**What is required**
Which lines hold the word "level"? Copy each of them from the material.

(Figure record listings)
........

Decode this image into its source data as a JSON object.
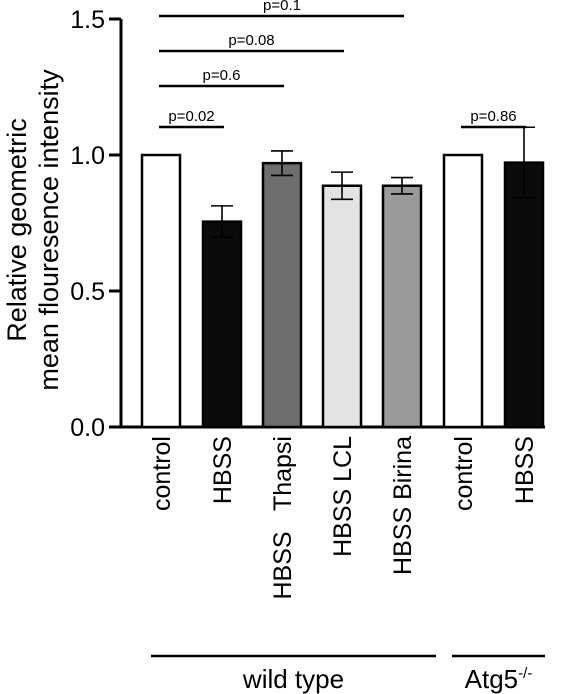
{
  "chart_data": {
    "type": "bar",
    "ylabel_lines": [
      "Relative geometric",
      "mean flouresence intensity"
    ],
    "ylim": [
      0,
      1.5
    ],
    "yticks": [
      "0.0",
      "0.5",
      "1.0",
      "1.5"
    ],
    "ytick_values": [
      0,
      0.5,
      1.0,
      1.5
    ],
    "categories": [
      "control",
      "HBSS",
      "HBSS   Thapsi",
      "HBSS LCL",
      "HBSS Birina",
      "control",
      "HBSS"
    ],
    "values": [
      1.0,
      0.755,
      0.97,
      0.887,
      0.887,
      1.0,
      0.972
    ],
    "errors": [
      0,
      0.058,
      0.045,
      0.05,
      0.03,
      0,
      0.13
    ],
    "bar_colors": [
      "#ffffff",
      "#0b0b0b",
      "#6e6e6e",
      "#e3e3e3",
      "#9a9a9a",
      "#ffffff",
      "#0b0b0b"
    ],
    "comparisons": [
      {
        "label": "p=0.02",
        "from": 0,
        "to": 1,
        "level": 0
      },
      {
        "label": "p=0.6",
        "from": 0,
        "to": 2,
        "level": 1
      },
      {
        "label": "p=0.08",
        "from": 0,
        "to": 3,
        "level": 2
      },
      {
        "label": "p=0.1",
        "from": 0,
        "to": 4,
        "level": 3
      },
      {
        "label": "p=0.86",
        "from": 5,
        "to": 6,
        "level": 0
      }
    ],
    "groups": [
      {
        "label": "wild type",
        "from": 0,
        "to": 4
      },
      {
        "label": "Atg5",
        "superscript": "-/-",
        "from": 5,
        "to": 6
      }
    ],
    "grid": false,
    "legend": "none"
  }
}
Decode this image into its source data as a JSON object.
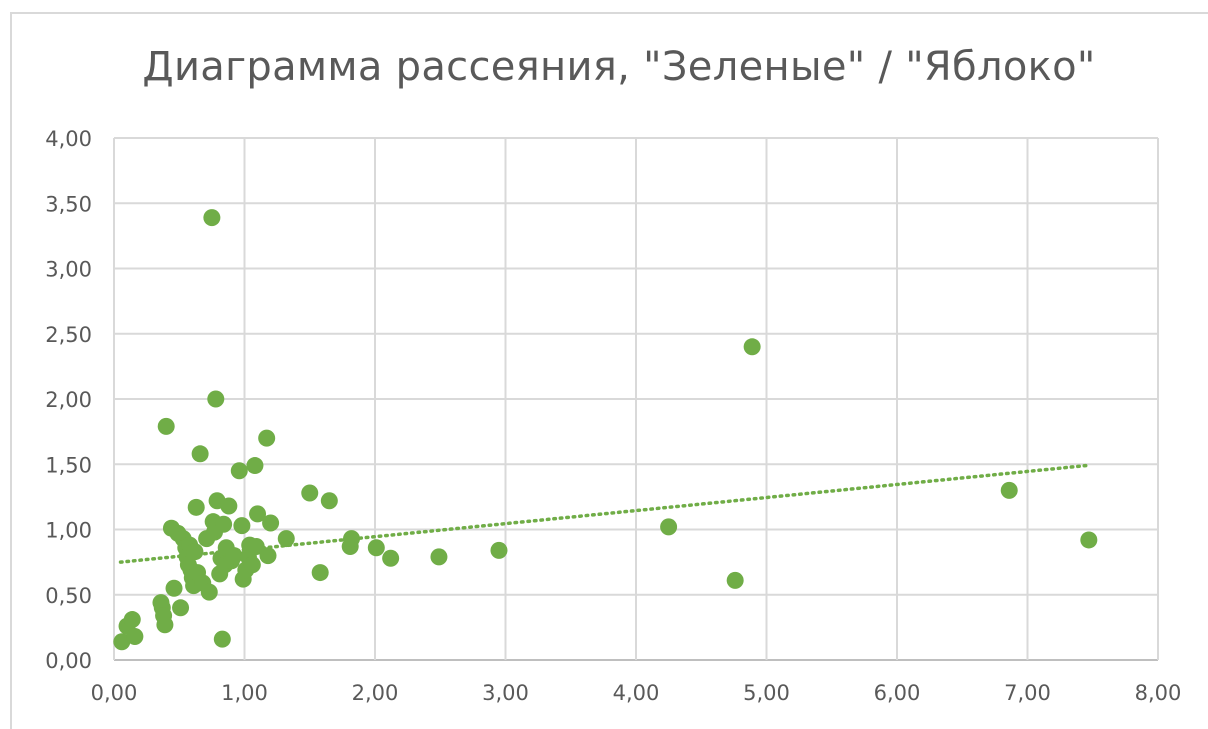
{
  "chart_data": {
    "type": "scatter",
    "title": "Диаграмма рассеяния, \"Зеленые\" / \"Яблоко\"",
    "xlabel": "",
    "ylabel": "",
    "xlim": [
      0,
      8
    ],
    "ylim": [
      0,
      4
    ],
    "x_ticks": [
      "0,00",
      "1,00",
      "2,00",
      "3,00",
      "4,00",
      "5,00",
      "6,00",
      "7,00",
      "8,00"
    ],
    "y_ticks": [
      "0,00",
      "0,50",
      "1,00",
      "1,50",
      "2,00",
      "2,50",
      "3,00",
      "3,50",
      "4,00"
    ],
    "grid": true,
    "legend": "none",
    "marker_color": "#70ad47",
    "trendline": {
      "type": "linear",
      "style": "dotted",
      "color": "#70ad47",
      "x": [
        0.05,
        7.45
      ],
      "y": [
        0.75,
        1.49
      ]
    },
    "points": [
      [
        0.06,
        0.14
      ],
      [
        0.1,
        0.26
      ],
      [
        0.14,
        0.31
      ],
      [
        0.16,
        0.18
      ],
      [
        0.36,
        0.44
      ],
      [
        0.37,
        0.4
      ],
      [
        0.38,
        0.34
      ],
      [
        0.39,
        0.27
      ],
      [
        0.4,
        1.79
      ],
      [
        0.44,
        1.01
      ],
      [
        0.46,
        0.55
      ],
      [
        0.49,
        0.97
      ],
      [
        0.51,
        0.4
      ],
      [
        0.53,
        0.93
      ],
      [
        0.55,
        0.86
      ],
      [
        0.56,
        0.79
      ],
      [
        0.57,
        0.73
      ],
      [
        0.58,
        0.88
      ],
      [
        0.59,
        0.69
      ],
      [
        0.6,
        0.63
      ],
      [
        0.61,
        0.57
      ],
      [
        0.62,
        0.83
      ],
      [
        0.63,
        1.17
      ],
      [
        0.64,
        0.67
      ],
      [
        0.66,
        1.58
      ],
      [
        0.68,
        0.59
      ],
      [
        0.71,
        0.93
      ],
      [
        0.73,
        0.52
      ],
      [
        0.75,
        3.39
      ],
      [
        0.76,
        1.06
      ],
      [
        0.77,
        0.98
      ],
      [
        0.78,
        2.0
      ],
      [
        0.79,
        1.22
      ],
      [
        0.81,
        0.66
      ],
      [
        0.82,
        0.78
      ],
      [
        0.83,
        0.16
      ],
      [
        0.84,
        1.04
      ],
      [
        0.85,
        0.73
      ],
      [
        0.86,
        0.86
      ],
      [
        0.88,
        1.18
      ],
      [
        0.9,
        0.76
      ],
      [
        0.92,
        0.8
      ],
      [
        0.96,
        1.45
      ],
      [
        0.98,
        1.03
      ],
      [
        0.99,
        0.62
      ],
      [
        1.01,
        0.69
      ],
      [
        1.03,
        0.79
      ],
      [
        1.04,
        0.88
      ],
      [
        1.06,
        0.73
      ],
      [
        1.08,
        1.49
      ],
      [
        1.09,
        0.87
      ],
      [
        1.1,
        1.12
      ],
      [
        1.17,
        1.7
      ],
      [
        1.18,
        0.8
      ],
      [
        1.2,
        1.05
      ],
      [
        1.32,
        0.93
      ],
      [
        1.5,
        1.28
      ],
      [
        1.58,
        0.67
      ],
      [
        1.65,
        1.22
      ],
      [
        1.81,
        0.87
      ],
      [
        1.82,
        0.93
      ],
      [
        2.01,
        0.86
      ],
      [
        2.12,
        0.78
      ],
      [
        2.49,
        0.79
      ],
      [
        2.95,
        0.84
      ],
      [
        4.25,
        1.02
      ],
      [
        4.76,
        0.61
      ],
      [
        4.89,
        2.4
      ],
      [
        6.86,
        1.3
      ],
      [
        7.47,
        0.92
      ]
    ]
  }
}
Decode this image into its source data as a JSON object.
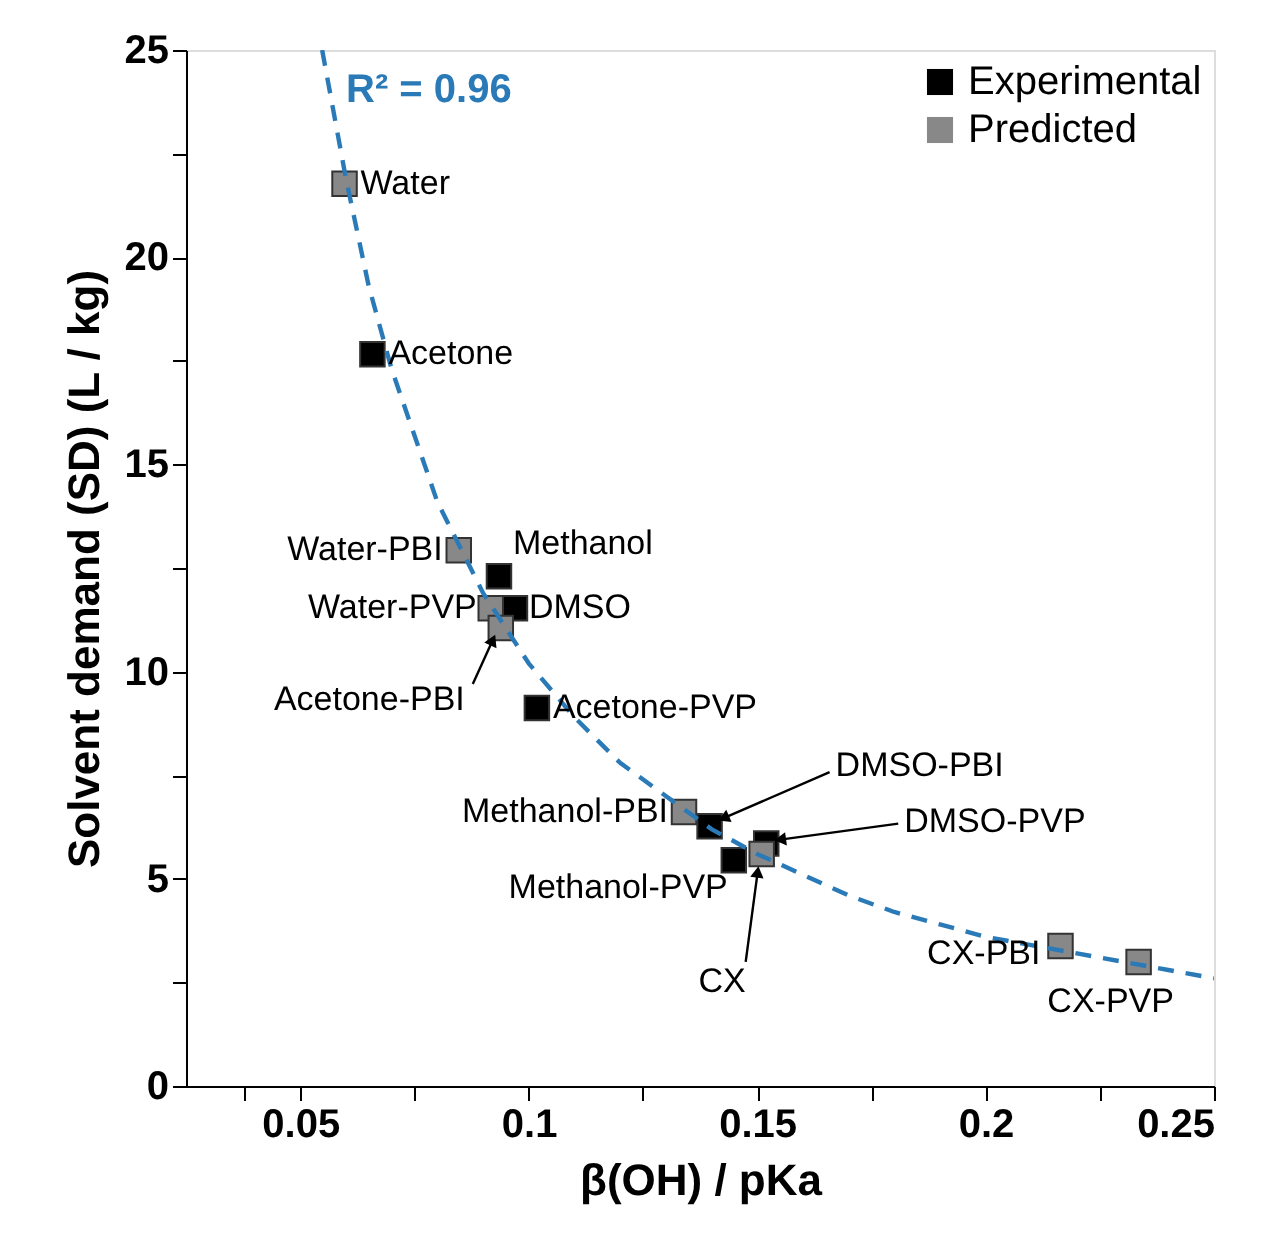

........

**Result of the task**
        "level": 0
        "level": 1
        "level": 2
        "level": 3
        "level": 0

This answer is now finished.